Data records
************
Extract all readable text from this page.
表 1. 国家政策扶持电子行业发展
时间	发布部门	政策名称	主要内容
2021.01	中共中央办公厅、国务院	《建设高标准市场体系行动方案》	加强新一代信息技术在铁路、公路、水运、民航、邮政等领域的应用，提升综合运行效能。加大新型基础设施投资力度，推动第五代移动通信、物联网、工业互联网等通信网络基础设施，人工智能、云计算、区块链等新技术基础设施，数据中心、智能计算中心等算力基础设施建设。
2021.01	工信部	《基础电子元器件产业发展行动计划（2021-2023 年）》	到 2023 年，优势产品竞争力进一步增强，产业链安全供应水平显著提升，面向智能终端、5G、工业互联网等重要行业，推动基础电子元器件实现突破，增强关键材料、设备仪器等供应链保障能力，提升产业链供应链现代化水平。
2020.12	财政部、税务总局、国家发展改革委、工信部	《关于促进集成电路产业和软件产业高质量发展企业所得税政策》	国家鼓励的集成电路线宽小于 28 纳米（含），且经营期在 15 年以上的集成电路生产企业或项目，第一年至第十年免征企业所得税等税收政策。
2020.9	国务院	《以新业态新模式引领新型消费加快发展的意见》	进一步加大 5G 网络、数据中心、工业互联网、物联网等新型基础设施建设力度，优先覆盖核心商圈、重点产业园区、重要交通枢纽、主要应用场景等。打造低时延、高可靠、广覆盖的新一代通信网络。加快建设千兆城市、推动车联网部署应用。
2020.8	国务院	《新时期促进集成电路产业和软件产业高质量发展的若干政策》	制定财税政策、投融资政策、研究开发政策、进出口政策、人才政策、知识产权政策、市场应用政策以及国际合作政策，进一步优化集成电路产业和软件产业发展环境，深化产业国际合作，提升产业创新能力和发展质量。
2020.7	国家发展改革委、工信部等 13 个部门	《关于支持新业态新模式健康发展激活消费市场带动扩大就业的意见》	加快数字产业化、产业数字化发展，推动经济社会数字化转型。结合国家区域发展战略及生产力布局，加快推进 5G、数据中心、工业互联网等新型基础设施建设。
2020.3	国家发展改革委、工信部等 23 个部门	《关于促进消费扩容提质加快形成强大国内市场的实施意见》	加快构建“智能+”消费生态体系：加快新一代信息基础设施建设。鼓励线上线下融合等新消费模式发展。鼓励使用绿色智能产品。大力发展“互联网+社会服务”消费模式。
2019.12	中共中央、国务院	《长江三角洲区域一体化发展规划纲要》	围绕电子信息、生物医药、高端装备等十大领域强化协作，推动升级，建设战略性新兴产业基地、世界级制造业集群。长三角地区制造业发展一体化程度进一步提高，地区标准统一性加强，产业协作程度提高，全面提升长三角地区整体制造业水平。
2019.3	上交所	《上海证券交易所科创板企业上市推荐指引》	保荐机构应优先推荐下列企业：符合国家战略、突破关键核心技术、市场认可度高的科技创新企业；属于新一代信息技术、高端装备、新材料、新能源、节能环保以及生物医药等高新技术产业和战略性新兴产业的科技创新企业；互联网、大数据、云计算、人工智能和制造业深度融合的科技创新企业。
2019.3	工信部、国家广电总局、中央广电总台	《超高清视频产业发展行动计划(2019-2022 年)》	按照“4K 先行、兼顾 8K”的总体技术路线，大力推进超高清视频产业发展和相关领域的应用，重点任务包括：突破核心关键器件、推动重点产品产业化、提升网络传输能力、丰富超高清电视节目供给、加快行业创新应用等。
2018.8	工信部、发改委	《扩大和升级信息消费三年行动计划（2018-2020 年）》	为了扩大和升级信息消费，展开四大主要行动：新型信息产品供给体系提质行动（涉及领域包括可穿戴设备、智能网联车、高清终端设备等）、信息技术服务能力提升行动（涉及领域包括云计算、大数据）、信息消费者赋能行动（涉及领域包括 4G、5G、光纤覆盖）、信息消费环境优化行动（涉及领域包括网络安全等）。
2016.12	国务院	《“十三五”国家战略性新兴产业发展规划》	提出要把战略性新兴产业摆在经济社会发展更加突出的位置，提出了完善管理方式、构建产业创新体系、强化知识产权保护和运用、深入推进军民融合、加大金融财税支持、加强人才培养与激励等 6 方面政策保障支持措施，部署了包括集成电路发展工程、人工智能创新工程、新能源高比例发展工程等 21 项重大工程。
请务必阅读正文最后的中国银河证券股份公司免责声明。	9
************
#### Your objective
Your answer should be a single number: the count of lines in the listing that contain the word "国家发展改革委".

#### Answer in full
3